## Your task:
Leave out the pictures and copy every record exactly.

Extracts from a graphics dataset:
▼

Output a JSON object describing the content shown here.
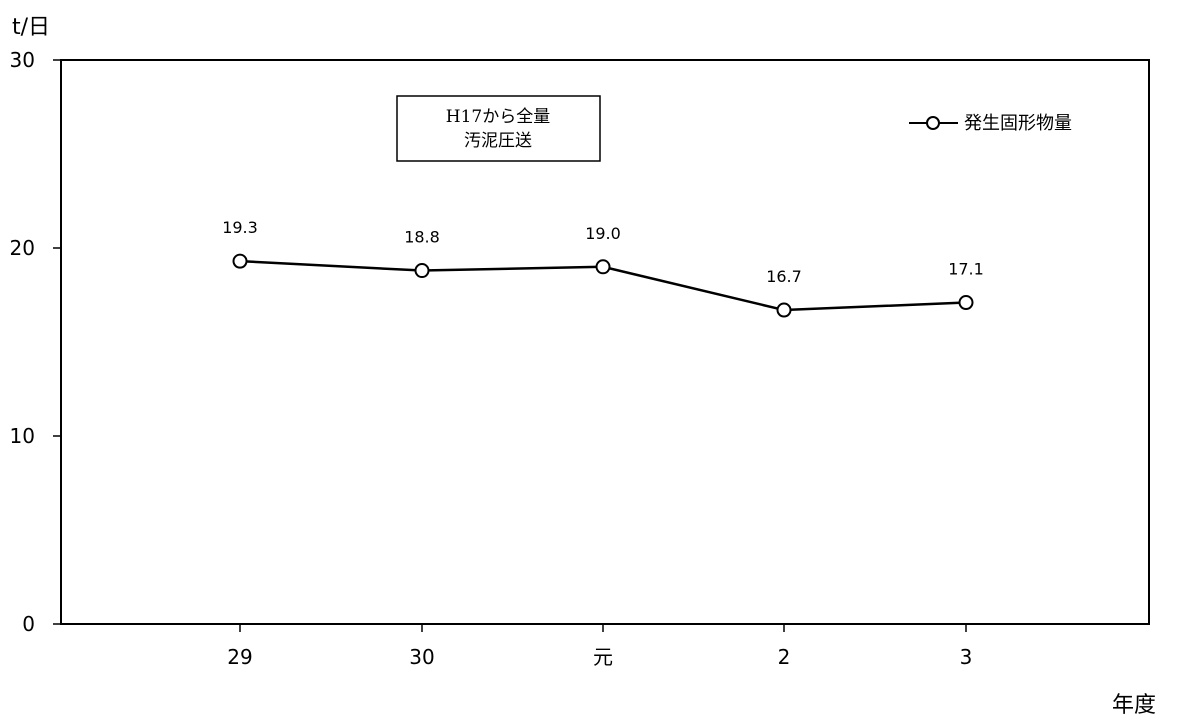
{
  "chart_data": {
    "type": "line",
    "ylabel": "t/日",
    "xlabel": "年度",
    "categories": [
      "29",
      "30",
      "元",
      "2",
      "3"
    ],
    "ylim": [
      0,
      30
    ],
    "yticks": [
      "0",
      "10",
      "20",
      "30"
    ],
    "series": [
      {
        "name": "発生固形物量",
        "values": [
          19.3,
          18.8,
          19.0,
          16.7,
          17.1
        ],
        "labels": [
          "19.3",
          "18.8",
          "19.0",
          "16.7",
          "17.1"
        ]
      }
    ],
    "annotation": [
      "H17から全量",
      "汚泥圧送"
    ],
    "legend_position": "top-right",
    "grid": false,
    "colors": {
      "line": "#000000",
      "marker_fill": "#ffffff"
    }
  }
}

▲

## Task output:
Output a JSON object describing the content shown here.
{
  "chart_data": {
    "type": "line",
    "ylabel": "t/日",
    "xlabel": "年度",
    "categories": [
      "29",
      "30",
      "元",
      "2",
      "3"
    ],
    "ylim": [
      0,
      30
    ],
    "yticks": [
      "0",
      "10",
      "20",
      "30"
    ],
    "series": [
      {
        "name": "発生固形物量",
        "values": [
          19.3,
          18.8,
          19.0,
          16.7,
          17.1
        ],
        "labels": [
          "19.3",
          "18.8",
          "19.0",
          "16.7",
          "17.1"
        ]
      }
    ],
    "annotation": [
      "H17から全量",
      "汚泥圧送"
    ],
    "legend_position": "top-right",
    "grid": false,
    "colors": {
      "line": "#000000",
      "marker_fill": "#ffffff"
    }
  }
}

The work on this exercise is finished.